Repeat the material verbatim and drop the pictures.

Exercise input:
.....

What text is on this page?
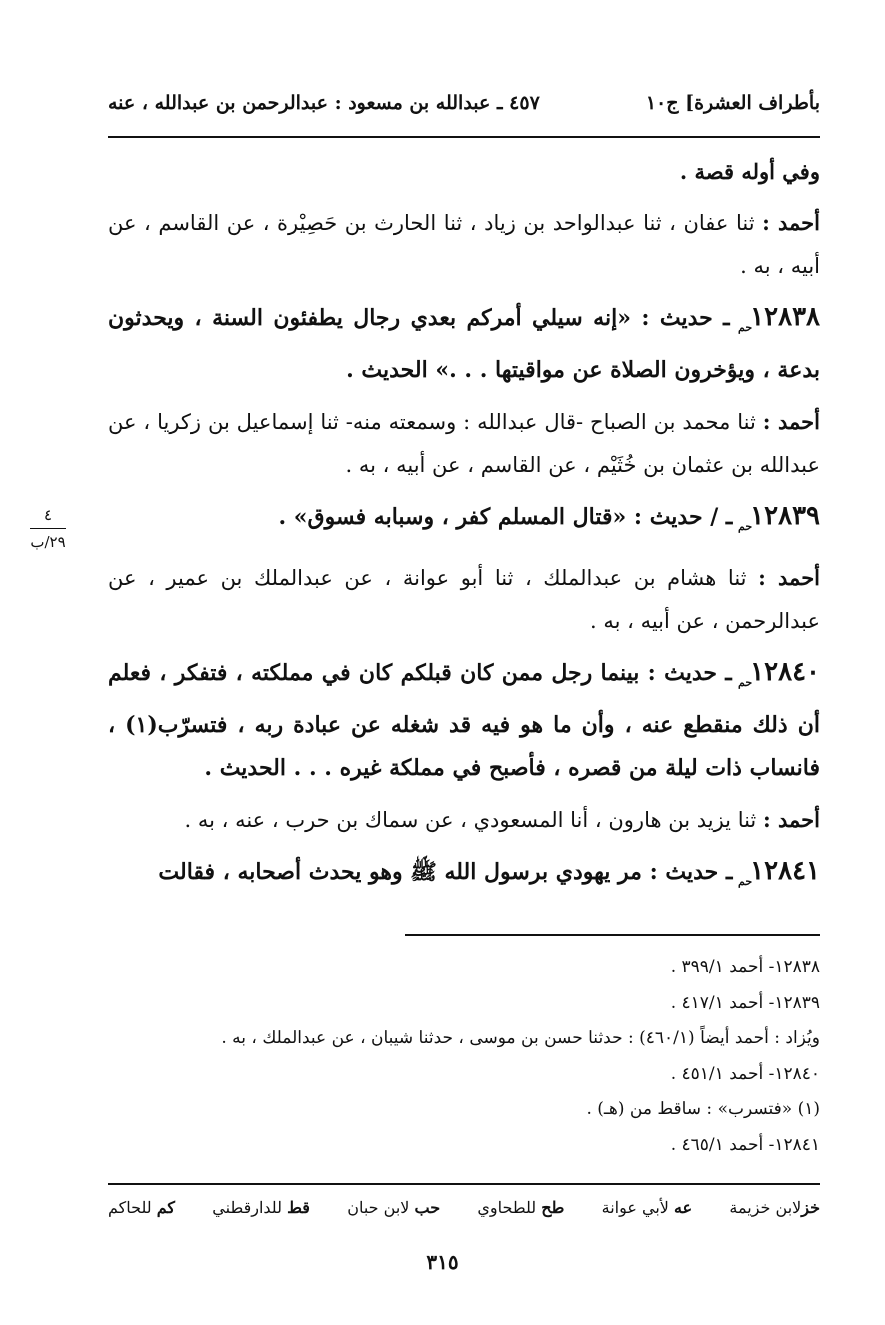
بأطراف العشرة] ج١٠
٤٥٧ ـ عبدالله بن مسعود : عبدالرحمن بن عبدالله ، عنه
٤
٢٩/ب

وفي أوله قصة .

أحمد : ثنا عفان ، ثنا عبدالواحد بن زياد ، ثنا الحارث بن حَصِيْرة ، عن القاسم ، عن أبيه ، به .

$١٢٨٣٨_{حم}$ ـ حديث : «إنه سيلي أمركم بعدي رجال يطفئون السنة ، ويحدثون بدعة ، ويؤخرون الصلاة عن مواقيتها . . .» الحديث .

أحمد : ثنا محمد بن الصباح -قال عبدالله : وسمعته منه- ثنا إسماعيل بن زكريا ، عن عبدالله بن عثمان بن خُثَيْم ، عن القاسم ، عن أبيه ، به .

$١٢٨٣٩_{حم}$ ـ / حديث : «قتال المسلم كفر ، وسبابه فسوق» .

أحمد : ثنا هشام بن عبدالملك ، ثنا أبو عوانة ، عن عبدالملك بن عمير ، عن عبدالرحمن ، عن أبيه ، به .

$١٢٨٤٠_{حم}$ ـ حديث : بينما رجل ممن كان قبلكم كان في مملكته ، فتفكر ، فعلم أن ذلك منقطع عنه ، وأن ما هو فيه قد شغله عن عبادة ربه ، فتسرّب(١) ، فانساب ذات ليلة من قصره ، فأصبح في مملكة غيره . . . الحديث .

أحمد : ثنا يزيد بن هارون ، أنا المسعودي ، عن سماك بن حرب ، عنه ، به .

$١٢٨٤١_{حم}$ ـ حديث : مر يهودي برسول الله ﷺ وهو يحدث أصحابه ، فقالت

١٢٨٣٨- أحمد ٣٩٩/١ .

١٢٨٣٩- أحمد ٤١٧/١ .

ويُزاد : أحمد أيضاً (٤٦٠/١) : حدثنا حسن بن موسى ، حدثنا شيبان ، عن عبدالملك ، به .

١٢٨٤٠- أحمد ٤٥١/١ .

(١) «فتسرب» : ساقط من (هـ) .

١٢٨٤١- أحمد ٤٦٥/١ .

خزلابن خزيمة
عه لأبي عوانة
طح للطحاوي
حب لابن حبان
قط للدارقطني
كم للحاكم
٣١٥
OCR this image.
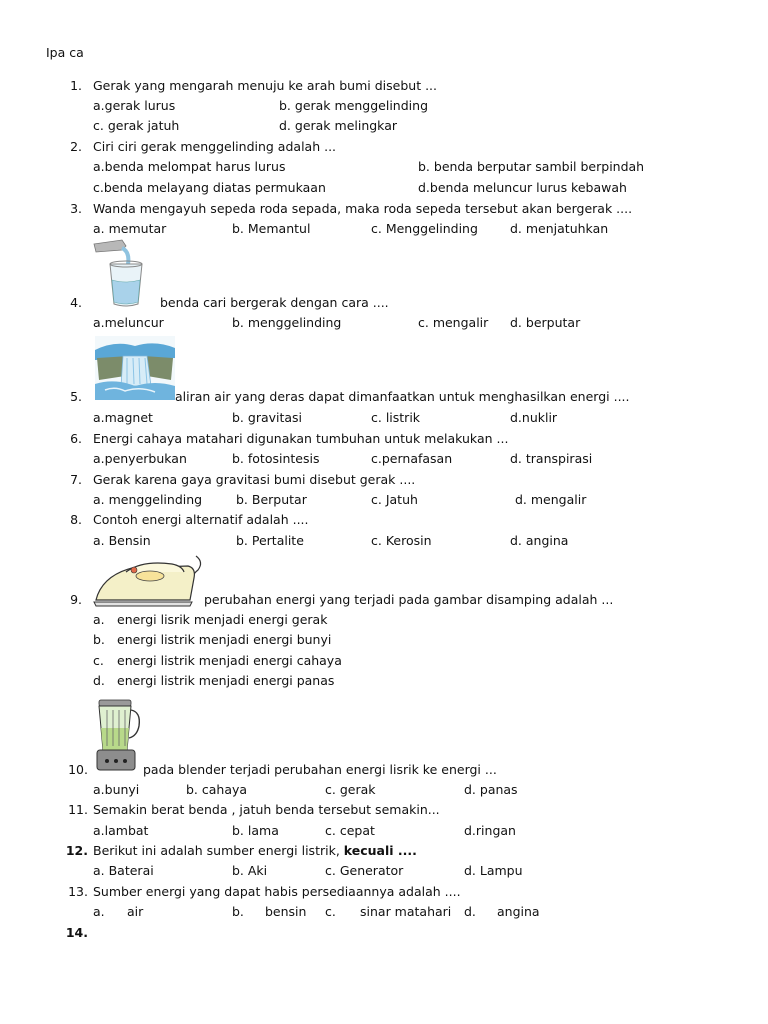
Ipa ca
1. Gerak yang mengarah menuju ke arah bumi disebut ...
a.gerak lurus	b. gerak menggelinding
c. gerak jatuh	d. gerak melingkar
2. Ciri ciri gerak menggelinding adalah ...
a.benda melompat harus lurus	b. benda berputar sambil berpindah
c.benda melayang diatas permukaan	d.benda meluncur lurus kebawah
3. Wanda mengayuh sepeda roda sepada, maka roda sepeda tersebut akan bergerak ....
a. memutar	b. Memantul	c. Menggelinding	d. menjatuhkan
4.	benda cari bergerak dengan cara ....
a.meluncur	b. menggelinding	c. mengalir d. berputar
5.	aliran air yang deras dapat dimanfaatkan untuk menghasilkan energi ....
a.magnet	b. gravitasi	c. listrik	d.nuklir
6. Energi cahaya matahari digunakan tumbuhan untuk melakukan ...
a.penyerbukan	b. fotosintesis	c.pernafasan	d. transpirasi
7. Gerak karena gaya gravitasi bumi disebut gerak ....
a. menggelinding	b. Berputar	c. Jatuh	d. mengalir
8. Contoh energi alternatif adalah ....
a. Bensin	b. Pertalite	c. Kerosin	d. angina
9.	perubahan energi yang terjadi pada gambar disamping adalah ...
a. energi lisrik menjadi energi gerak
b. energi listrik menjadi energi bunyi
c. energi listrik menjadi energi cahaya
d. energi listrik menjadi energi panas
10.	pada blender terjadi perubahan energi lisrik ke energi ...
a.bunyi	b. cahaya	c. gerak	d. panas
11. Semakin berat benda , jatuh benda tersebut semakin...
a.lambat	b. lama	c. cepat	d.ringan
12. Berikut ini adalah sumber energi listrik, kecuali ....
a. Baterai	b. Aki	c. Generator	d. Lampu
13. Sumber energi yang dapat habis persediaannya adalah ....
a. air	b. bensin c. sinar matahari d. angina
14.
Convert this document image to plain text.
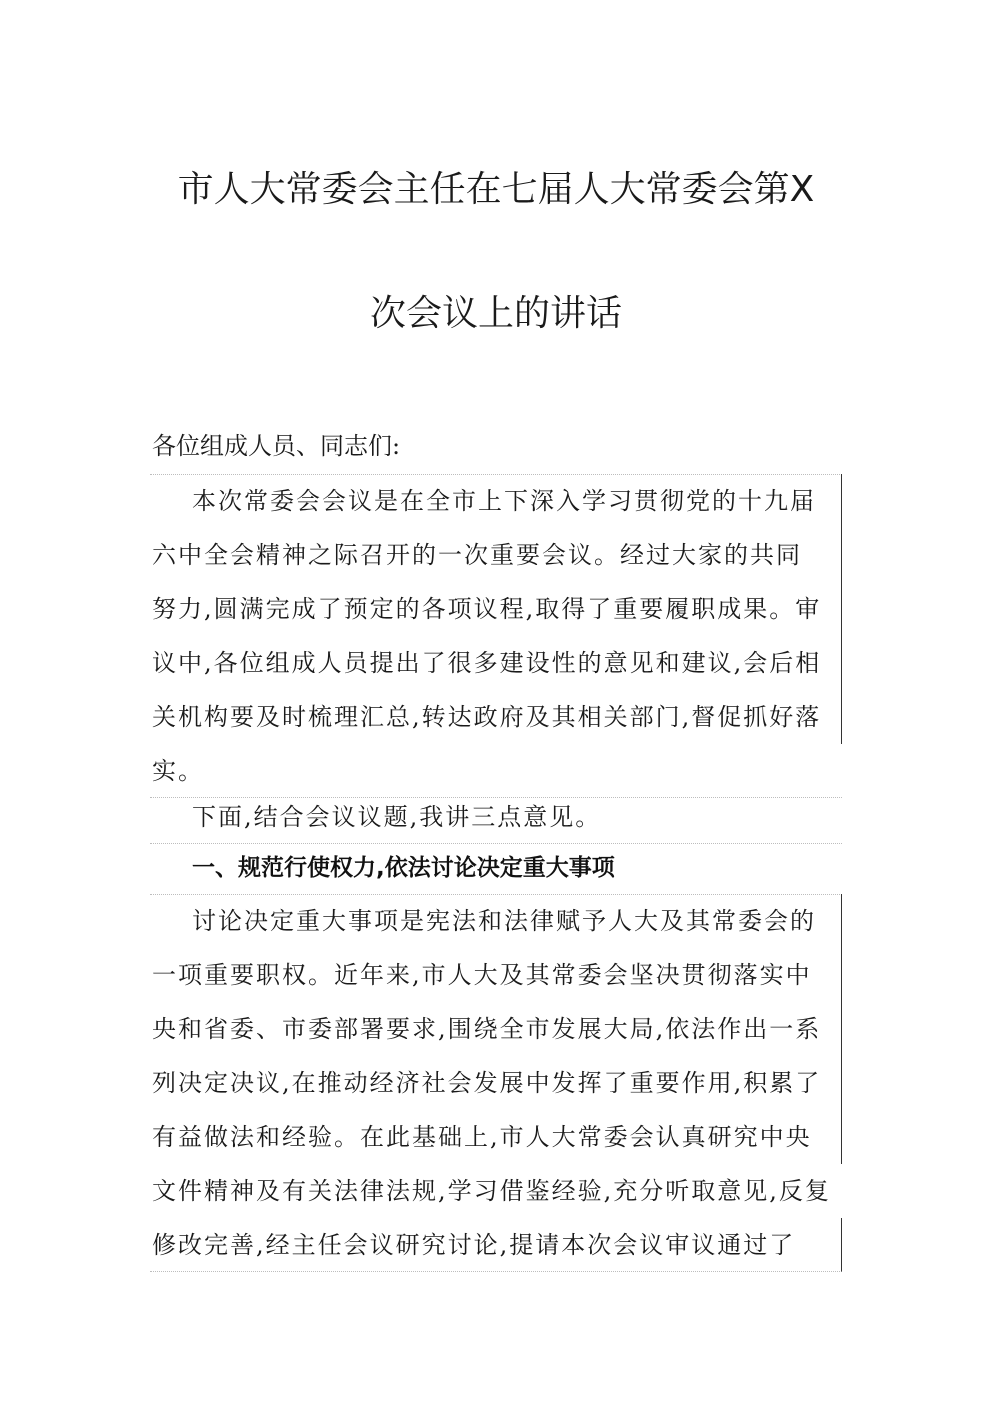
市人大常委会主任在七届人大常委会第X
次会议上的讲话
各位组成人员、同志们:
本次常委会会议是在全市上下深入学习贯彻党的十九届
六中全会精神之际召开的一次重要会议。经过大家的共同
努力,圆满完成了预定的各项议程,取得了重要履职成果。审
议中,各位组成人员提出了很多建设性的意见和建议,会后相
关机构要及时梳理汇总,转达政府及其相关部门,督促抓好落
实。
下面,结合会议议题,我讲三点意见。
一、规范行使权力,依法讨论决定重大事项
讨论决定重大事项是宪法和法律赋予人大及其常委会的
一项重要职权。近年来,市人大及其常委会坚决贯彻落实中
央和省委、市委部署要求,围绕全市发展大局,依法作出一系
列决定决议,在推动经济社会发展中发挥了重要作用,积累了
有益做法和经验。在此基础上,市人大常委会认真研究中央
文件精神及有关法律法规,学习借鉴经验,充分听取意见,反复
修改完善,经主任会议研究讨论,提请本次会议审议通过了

.....

Problem solution:
What text is on this page?
بأطراف العشرة] ج١٠
٤٥٧ ـ عبدالله بن مسعود : عبدالرحمن بن عبدالله ، عنه
٤
٢٩/ب

وفي أوله قصة .

أحمد : ثنا عفان ، ثنا عبدالواحد بن زياد ، ثنا الحارث بن حَصِيْرة ، عن القاسم ، عن أبيه ، به .

$١٢٨٣٨_{حم}$ ـ حديث : «إنه سيلي أمركم بعدي رجال يطفئون السنة ، ويحدثون بدعة ، ويؤخرون الصلاة عن مواقيتها . . .» الحديث .

أحمد : ثنا محمد بن الصباح -قال عبدالله : وسمعته منه- ثنا إسماعيل بن زكريا ، عن عبدالله بن عثمان بن خُثَيْم ، عن القاسم ، عن أبيه ، به .

$١٢٨٣٩_{حم}$ ـ / حديث : «قتال المسلم كفر ، وسبابه فسوق» .

أحمد : ثنا هشام بن عبدالملك ، ثنا أبو عوانة ، عن عبدالملك بن عمير ، عن عبدالرحمن ، عن أبيه ، به .

$١٢٨٤٠_{حم}$ ـ حديث : بينما رجل ممن كان قبلكم كان في مملكته ، فتفكر ، فعلم أن ذلك منقطع عنه ، وأن ما هو فيه قد شغله عن عبادة ربه ، فتسرّب(١) ، فانساب ذات ليلة من قصره ، فأصبح في مملكة غيره . . . الحديث .

أحمد : ثنا يزيد بن هارون ، أنا المسعودي ، عن سماك بن حرب ، عنه ، به .

$١٢٨٤١_{حم}$ ـ حديث : مر يهودي برسول الله ﷺ وهو يحدث أصحابه ، فقالت

١٢٨٣٨- أحمد ٣٩٩/١ .

١٢٨٣٩- أحمد ٤١٧/١ .

ويُزاد : أحمد أيضاً (٤٦٠/١) : حدثنا حسن بن موسى ، حدثنا شيبان ، عن عبدالملك ، به .

١٢٨٤٠- أحمد ٤٥١/١ .

(١) «فتسرب» : ساقط من (هـ) .

١٢٨٤١- أحمد ٤٦٥/١ .

خزلابن خزيمة
عه لأبي عوانة
طح للطحاوي
حب لابن حبان
قط للدارقطني
كم للحاكم
٣١٥
OCR this image.
Ipa ca
1. Gerak yang mengarah menuju ke arah bumi disebut ...
a.gerak lurus	b. gerak menggelinding
c. gerak jatuh	d. gerak melingkar
2. Ciri ciri gerak menggelinding adalah ...
a.benda melompat harus lurus	b. benda berputar sambil berpindah
c.benda melayang diatas permukaan	d.benda meluncur lurus kebawah
3. Wanda mengayuh sepeda roda sepada, maka roda sepeda tersebut akan bergerak ....
a. memutar	b. Memantul	c. Menggelinding	d. menjatuhkan
4.	benda cari bergerak dengan cara ....
a.meluncur	b. menggelinding	c. mengalir d. berputar
5.	aliran air yang deras dapat dimanfaatkan untuk menghasilkan energi ....
a.magnet	b. gravitasi	c. listrik	d.nuklir
6. Energi cahaya matahari digunakan tumbuhan untuk melakukan ...
a.penyerbukan	b. fotosintesis	c.pernafasan	d. transpirasi
7. Gerak karena gaya gravitasi bumi disebut gerak ....
a. menggelinding	b. Berputar	c. Jatuh	d. mengalir
8. Contoh energi alternatif adalah ....
a. Bensin	b. Pertalite	c. Kerosin	d. angina
9.	perubahan energi yang terjadi pada gambar disamping adalah ...
a. energi lisrik menjadi energi gerak
b. energi listrik menjadi energi bunyi
c. energi listrik menjadi energi cahaya
d. energi listrik menjadi energi panas
10.	pada blender terjadi perubahan energi lisrik ke energi ...
a.bunyi	b. cahaya	c. gerak	d. panas
11. Semakin berat benda , jatuh benda tersebut semakin...
a.lambat	b. lama	c. cepat	d.ringan
12. Berikut ini adalah sumber energi listrik, kecuali ....
a. Baterai	b. Aki	c. Generator	d. Lampu
13. Sumber energi yang dapat habis persediaannya adalah ....
a. air	b. bensin c. sinar matahari d. angina
14.
Convert this document image to plain text.
市人大常委会主任在七届人大常委会第X
次会议上的讲话
各位组成人员、同志们:
本次常委会会议是在全市上下深入学习贯彻党的十九届
六中全会精神之际召开的一次重要会议。经过大家的共同
努力,圆满完成了预定的各项议程,取得了重要履职成果。审
议中,各位组成人员提出了很多建设性的意见和建议,会后相
关机构要及时梳理汇总,转达政府及其相关部门,督促抓好落
实。
下面,结合会议议题,我讲三点意见。
一、规范行使权力,依法讨论决定重大事项
讨论决定重大事项是宪法和法律赋予人大及其常委会的
一项重要职权。近年来,市人大及其常委会坚决贯彻落实中
央和省委、市委部署要求,围绕全市发展大局,依法作出一系
列决定决议,在推动经济社会发展中发挥了重要作用,积累了
有益做法和经验。在此基础上,市人大常委会认真研究中央
文件精神及有关法律法规,学习借鉴经验,充分听取意见,反复
修改完善,经主任会议研究讨论,提请本次会议审议通过了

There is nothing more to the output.